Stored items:
* Start *

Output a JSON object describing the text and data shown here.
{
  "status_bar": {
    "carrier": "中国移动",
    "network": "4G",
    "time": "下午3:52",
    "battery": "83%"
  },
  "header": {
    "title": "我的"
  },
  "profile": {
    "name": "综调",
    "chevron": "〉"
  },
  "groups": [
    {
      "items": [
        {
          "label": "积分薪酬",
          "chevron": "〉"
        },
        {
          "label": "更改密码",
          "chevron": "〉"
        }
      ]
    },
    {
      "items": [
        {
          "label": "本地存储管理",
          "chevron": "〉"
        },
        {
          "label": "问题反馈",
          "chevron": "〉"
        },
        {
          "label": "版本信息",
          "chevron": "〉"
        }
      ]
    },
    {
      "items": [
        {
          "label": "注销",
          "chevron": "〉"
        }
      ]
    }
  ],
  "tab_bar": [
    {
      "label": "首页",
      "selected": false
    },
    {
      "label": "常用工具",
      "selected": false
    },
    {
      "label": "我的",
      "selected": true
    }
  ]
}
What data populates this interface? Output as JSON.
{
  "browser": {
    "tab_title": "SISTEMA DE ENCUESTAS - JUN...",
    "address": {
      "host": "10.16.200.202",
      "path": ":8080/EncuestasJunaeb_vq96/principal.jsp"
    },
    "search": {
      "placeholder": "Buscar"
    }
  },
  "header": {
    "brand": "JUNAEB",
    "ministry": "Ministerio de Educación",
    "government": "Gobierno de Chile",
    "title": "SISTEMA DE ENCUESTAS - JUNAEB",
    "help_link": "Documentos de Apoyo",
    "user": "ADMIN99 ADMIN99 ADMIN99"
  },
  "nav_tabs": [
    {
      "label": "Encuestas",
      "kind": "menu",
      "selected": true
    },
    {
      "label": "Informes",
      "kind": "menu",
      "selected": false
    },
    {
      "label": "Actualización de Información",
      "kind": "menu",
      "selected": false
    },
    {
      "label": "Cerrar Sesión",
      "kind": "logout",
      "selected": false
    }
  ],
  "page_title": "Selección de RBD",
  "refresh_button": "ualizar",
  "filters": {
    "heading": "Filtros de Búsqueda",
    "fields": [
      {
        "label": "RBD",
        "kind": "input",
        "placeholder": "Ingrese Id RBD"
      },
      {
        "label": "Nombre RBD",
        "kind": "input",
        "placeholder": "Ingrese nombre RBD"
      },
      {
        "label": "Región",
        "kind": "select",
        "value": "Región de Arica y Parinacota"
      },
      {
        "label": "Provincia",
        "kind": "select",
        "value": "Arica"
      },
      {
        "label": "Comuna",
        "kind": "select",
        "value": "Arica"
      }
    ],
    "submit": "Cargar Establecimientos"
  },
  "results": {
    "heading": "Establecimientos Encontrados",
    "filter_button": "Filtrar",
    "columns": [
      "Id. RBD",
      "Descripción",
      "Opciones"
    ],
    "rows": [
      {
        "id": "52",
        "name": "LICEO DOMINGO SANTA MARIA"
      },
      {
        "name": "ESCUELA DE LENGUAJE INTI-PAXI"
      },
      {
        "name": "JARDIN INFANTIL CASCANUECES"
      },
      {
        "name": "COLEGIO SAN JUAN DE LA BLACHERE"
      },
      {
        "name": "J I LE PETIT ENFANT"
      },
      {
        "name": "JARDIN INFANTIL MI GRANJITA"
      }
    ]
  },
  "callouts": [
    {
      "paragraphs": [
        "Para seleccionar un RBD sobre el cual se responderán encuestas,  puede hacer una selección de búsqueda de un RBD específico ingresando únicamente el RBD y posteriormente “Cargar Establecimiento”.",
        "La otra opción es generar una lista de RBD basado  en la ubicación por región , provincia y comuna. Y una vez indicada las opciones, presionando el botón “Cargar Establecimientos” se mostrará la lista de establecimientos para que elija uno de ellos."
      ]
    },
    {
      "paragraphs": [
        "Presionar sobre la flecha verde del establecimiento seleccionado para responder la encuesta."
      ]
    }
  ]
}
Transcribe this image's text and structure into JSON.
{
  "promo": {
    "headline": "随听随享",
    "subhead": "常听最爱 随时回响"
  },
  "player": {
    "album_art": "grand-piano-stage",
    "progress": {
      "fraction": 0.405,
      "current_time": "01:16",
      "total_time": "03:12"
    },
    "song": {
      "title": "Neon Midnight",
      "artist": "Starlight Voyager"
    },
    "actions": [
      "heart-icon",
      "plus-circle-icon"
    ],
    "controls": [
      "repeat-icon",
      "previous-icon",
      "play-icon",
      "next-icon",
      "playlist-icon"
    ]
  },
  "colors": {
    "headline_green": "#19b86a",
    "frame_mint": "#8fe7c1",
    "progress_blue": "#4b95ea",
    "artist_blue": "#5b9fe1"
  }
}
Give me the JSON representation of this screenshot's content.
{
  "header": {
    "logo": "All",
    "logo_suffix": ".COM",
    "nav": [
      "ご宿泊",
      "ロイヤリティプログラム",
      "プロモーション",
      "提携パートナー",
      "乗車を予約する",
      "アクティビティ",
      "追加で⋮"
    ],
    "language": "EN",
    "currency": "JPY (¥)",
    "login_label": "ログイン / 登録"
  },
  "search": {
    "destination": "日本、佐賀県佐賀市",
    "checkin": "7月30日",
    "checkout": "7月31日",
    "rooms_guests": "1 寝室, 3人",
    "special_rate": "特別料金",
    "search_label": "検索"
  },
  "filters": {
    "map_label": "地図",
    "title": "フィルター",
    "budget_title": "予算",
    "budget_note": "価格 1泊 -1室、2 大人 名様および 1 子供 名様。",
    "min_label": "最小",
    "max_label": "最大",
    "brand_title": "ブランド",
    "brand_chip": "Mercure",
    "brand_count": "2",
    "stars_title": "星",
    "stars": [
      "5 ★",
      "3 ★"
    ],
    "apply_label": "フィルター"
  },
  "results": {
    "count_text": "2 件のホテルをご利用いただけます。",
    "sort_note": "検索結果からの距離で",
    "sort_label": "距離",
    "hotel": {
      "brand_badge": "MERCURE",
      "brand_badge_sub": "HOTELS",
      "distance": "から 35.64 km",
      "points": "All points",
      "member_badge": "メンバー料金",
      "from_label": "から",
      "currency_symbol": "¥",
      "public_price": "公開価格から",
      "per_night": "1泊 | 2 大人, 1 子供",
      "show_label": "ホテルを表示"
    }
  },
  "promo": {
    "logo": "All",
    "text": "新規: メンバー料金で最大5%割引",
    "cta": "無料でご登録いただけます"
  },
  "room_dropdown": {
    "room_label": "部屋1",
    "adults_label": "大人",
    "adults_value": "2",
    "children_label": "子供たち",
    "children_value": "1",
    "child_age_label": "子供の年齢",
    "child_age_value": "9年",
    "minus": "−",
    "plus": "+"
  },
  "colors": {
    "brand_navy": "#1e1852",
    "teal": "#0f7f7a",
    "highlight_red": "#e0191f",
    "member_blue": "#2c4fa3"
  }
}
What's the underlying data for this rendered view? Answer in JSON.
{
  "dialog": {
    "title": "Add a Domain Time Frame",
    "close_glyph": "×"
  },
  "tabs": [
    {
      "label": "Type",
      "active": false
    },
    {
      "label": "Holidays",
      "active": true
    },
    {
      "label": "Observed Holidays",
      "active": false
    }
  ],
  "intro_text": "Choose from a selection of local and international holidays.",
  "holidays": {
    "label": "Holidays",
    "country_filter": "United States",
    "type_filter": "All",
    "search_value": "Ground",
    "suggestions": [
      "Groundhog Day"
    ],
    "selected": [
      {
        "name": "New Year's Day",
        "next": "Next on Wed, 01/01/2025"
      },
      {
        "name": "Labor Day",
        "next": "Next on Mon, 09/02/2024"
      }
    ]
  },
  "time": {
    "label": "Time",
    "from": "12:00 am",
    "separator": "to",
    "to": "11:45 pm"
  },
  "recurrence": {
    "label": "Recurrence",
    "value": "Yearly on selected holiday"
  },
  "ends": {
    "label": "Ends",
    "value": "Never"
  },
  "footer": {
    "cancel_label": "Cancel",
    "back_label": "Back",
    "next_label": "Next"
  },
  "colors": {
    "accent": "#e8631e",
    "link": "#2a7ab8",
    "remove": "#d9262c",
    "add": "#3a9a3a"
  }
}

* End *

**What you need to do**
Return only the lines running from the line with "What's the underlying" to the last line of the records, both included, exactly as written.

**Task output**
What's the underlying data for this rendered view? Answer in JSON.
{
  "dialog": {
    "title": "Add a Domain Time Frame",
    "close_glyph": "×"
  },
  "tabs": [
    {
      "label": "Type",
      "active": false
    },
    {
      "label": "Holidays",
      "active": true
    },
    {
      "label": "Observed Holidays",
      "active": false
    }
  ],
  "intro_text": "Choose from a selection of local and international holidays.",
  "holidays": {
    "label": "Holidays",
    "country_filter": "United States",
    "type_filter": "All",
    "search_value": "Ground",
    "suggestions": [
      "Groundhog Day"
    ],
    "selected": [
      {
        "name": "New Year's Day",
        "next": "Next on Wed, 01/01/2025"
      },
      {
        "name": "Labor Day",
        "next": "Next on Mon, 09/02/2024"
      }
    ]
  },
  "time": {
    "label": "Time",
    "from": "12:00 am",
    "separator": "to",
    "to": "11:45 pm"
  },
  "recurrence": {
    "label": "Recurrence",
    "value": "Yearly on selected holiday"
  },
  "ends": {
    "label": "Ends",
    "value": "Never"
  },
  "footer": {
    "cancel_label": "Cancel",
    "back_label": "Back",
    "next_label": "Next"
  },
  "colors": {
    "accent": "#e8631e",
    "link": "#2a7ab8",
    "remove": "#d9262c",
    "add": "#3a9a3a"
  }
}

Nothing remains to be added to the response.